----- SOURCE RECORDS

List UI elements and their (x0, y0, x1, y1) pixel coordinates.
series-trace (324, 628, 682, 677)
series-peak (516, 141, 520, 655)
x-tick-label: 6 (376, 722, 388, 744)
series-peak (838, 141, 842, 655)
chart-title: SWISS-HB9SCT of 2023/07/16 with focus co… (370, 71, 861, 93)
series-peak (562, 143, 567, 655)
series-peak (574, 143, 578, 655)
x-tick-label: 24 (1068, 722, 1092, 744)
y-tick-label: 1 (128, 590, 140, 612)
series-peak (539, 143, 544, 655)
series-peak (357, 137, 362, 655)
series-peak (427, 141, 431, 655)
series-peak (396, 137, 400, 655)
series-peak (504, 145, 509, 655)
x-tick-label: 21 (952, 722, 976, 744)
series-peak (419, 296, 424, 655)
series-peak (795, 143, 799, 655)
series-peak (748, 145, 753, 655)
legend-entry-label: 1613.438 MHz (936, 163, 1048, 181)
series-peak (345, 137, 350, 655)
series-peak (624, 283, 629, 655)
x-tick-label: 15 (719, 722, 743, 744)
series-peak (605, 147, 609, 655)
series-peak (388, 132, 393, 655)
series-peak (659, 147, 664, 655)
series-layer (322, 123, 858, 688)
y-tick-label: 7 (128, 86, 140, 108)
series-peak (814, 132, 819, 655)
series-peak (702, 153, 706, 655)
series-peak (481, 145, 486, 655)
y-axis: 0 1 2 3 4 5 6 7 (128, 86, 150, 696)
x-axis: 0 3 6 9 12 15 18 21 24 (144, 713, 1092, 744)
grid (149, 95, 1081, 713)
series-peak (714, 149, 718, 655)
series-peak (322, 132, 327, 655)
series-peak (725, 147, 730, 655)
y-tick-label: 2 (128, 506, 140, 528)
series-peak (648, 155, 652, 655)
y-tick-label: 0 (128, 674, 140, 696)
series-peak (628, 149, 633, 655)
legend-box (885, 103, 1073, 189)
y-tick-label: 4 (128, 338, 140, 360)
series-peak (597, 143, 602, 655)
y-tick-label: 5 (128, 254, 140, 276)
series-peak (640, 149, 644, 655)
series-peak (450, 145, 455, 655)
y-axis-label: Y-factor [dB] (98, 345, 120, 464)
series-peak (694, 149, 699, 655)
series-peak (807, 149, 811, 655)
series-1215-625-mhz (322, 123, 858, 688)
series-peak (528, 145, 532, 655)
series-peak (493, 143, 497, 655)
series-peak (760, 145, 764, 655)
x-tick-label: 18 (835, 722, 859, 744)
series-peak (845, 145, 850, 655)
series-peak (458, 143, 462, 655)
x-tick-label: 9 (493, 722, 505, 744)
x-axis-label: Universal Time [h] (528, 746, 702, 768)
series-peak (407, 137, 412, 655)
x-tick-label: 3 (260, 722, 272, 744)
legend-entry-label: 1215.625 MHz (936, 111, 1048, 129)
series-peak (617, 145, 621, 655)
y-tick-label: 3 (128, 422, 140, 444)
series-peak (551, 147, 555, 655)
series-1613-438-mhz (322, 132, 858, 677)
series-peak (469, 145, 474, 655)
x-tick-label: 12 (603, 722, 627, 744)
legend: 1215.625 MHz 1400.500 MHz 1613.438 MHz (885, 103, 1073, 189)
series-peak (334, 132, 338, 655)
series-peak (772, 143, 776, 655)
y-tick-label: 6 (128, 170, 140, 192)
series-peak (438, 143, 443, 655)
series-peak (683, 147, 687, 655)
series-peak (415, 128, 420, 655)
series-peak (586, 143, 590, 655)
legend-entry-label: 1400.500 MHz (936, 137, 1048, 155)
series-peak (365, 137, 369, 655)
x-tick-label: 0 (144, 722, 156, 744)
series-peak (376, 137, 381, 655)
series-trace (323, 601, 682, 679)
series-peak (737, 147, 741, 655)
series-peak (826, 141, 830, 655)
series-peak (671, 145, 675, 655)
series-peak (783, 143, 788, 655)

----------

Copy the entire listing above line by line, without changing anything.

List UI elements and their (x0, y0, x1, y1) pixel coordinates.
series-trace (324, 628, 682, 677)
series-peak (516, 141, 520, 655)
x-tick-label: 6 (376, 722, 388, 744)
series-peak (838, 141, 842, 655)
chart-title: SWISS-HB9SCT of 2023/07/16 with focus co… (370, 71, 861, 93)
series-peak (562, 143, 567, 655)
series-peak (574, 143, 578, 655)
x-tick-label: 24 (1068, 722, 1092, 744)
y-tick-label: 1 (128, 590, 140, 612)
series-peak (539, 143, 544, 655)
series-peak (357, 137, 362, 655)
series-peak (427, 141, 431, 655)
series-peak (396, 137, 400, 655)
series-peak (504, 145, 509, 655)
x-tick-label: 21 (952, 722, 976, 744)
series-peak (419, 296, 424, 655)
series-peak (795, 143, 799, 655)
series-peak (748, 145, 753, 655)
legend-entry-label: 1613.438 MHz (936, 163, 1048, 181)
series-peak (345, 137, 350, 655)
series-peak (624, 283, 629, 655)
x-tick-label: 15 (719, 722, 743, 744)
series-peak (605, 147, 609, 655)
series-peak (388, 132, 393, 655)
series-peak (659, 147, 664, 655)
series-layer (322, 123, 858, 688)
y-tick-label: 7 (128, 86, 140, 108)
series-peak (814, 132, 819, 655)
series-peak (702, 153, 706, 655)
series-peak (481, 145, 486, 655)
y-axis: 0 1 2 3 4 5 6 7 (128, 86, 150, 696)
x-axis: 0 3 6 9 12 15 18 21 24 (144, 713, 1092, 744)
grid (149, 95, 1081, 713)
series-peak (714, 149, 718, 655)
series-peak (322, 132, 327, 655)
series-peak (725, 147, 730, 655)
y-tick-label: 2 (128, 506, 140, 528)
series-peak (648, 155, 652, 655)
y-tick-label: 0 (128, 674, 140, 696)
series-peak (628, 149, 633, 655)
legend-box (885, 103, 1073, 189)
y-tick-label: 4 (128, 338, 140, 360)
series-peak (597, 143, 602, 655)
y-tick-label: 5 (128, 254, 140, 276)
series-peak (640, 149, 644, 655)
series-peak (450, 145, 455, 655)
y-axis-label: Y-factor [dB] (98, 345, 120, 464)
series-peak (694, 149, 699, 655)
series-peak (807, 149, 811, 655)
series-1215-625-mhz (322, 123, 858, 688)
series-peak (528, 145, 532, 655)
series-peak (493, 143, 497, 655)
series-peak (760, 145, 764, 655)
x-tick-label: 18 (835, 722, 859, 744)
series-peak (845, 145, 850, 655)
series-peak (458, 143, 462, 655)
x-tick-label: 9 (493, 722, 505, 744)
x-axis-label: Universal Time [h] (528, 746, 702, 768)
series-peak (407, 137, 412, 655)
x-tick-label: 3 (260, 722, 272, 744)
legend-entry-label: 1215.625 MHz (936, 111, 1048, 129)
series-peak (617, 145, 621, 655)
y-tick-label: 3 (128, 422, 140, 444)
series-peak (551, 147, 555, 655)
series-1613-438-mhz (322, 132, 858, 677)
series-peak (469, 145, 474, 655)
x-tick-label: 12 (603, 722, 627, 744)
legend: 1215.625 MHz 1400.500 MHz 1613.438 MHz (885, 103, 1073, 189)
series-peak (334, 132, 338, 655)
series-peak (772, 143, 776, 655)
y-tick-label: 6 (128, 170, 140, 192)
series-peak (438, 143, 443, 655)
series-peak (683, 147, 687, 655)
series-peak (415, 128, 420, 655)
series-peak (586, 143, 590, 655)
legend-entry-label: 1400.500 MHz (936, 137, 1048, 155)
series-peak (365, 137, 369, 655)
x-tick-label: 0 (144, 722, 156, 744)
series-peak (376, 137, 381, 655)
series-trace (323, 601, 682, 679)
series-peak (737, 147, 741, 655)
series-peak (826, 141, 830, 655)
series-peak (671, 145, 675, 655)
series-peak (783, 143, 788, 655)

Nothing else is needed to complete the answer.